--- Recorded information ---
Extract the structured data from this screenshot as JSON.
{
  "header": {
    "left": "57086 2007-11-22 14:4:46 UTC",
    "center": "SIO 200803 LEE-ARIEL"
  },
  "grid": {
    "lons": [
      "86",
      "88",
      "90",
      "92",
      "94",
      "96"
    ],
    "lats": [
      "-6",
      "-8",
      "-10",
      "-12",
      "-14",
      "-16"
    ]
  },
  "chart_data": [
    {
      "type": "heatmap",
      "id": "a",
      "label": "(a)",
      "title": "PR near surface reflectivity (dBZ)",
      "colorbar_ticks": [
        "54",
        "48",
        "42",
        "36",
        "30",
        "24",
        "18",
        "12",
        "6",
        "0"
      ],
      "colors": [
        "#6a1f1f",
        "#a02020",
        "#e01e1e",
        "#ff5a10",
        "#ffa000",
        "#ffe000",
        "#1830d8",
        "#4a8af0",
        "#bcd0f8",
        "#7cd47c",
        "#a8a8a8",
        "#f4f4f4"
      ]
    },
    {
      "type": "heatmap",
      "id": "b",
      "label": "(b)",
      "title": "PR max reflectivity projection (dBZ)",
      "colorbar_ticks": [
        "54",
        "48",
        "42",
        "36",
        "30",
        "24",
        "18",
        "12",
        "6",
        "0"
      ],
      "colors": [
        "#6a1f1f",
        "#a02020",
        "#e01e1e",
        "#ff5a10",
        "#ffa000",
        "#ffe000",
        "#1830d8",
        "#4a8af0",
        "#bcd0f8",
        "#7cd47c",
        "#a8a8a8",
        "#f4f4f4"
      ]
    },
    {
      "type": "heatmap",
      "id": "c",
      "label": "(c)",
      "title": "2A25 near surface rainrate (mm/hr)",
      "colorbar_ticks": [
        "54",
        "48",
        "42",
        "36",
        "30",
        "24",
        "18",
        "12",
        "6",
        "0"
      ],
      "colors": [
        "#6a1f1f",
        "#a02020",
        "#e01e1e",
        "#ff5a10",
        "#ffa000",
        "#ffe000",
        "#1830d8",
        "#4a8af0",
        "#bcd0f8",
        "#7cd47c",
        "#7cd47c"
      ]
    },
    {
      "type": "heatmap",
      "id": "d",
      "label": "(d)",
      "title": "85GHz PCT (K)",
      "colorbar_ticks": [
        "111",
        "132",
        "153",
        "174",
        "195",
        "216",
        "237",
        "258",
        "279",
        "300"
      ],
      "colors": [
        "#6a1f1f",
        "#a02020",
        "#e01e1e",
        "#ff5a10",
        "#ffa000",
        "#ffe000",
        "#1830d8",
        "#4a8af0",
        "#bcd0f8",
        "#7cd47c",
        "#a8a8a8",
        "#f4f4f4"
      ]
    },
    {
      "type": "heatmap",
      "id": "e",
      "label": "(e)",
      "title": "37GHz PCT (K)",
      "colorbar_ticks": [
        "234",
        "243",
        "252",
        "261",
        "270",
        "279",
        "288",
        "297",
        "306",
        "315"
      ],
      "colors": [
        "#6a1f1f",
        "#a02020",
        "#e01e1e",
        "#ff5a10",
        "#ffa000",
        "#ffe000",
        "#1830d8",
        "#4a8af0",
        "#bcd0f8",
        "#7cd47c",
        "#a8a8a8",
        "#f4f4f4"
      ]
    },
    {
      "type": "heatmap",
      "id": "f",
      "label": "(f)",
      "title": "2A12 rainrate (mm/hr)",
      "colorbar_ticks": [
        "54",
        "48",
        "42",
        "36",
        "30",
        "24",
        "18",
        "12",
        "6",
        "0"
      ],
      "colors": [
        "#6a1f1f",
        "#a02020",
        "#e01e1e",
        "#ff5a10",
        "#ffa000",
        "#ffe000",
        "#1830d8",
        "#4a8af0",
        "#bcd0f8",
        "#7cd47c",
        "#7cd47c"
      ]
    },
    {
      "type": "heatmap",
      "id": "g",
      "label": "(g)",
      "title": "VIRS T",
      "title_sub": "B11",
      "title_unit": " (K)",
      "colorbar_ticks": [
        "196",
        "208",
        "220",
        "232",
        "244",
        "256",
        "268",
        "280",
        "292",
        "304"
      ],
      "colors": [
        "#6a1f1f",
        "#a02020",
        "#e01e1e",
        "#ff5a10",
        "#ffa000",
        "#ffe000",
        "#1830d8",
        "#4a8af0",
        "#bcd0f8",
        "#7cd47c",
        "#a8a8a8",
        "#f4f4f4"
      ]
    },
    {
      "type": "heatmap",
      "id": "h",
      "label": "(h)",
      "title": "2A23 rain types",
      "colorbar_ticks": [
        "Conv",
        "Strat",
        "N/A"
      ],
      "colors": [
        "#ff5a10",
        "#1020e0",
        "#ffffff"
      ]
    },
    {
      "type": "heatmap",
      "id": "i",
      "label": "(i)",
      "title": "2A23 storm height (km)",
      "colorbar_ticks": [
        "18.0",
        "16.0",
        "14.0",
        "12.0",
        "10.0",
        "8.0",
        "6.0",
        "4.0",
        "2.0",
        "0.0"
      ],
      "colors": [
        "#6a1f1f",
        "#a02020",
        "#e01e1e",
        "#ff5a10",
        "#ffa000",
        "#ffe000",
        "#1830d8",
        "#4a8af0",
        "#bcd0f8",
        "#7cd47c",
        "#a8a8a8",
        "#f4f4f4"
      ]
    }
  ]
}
---
| Task description |
Looking at the records above, say how many lines hold the string "near". Write nothing but the number.

| Response to this exercise |
2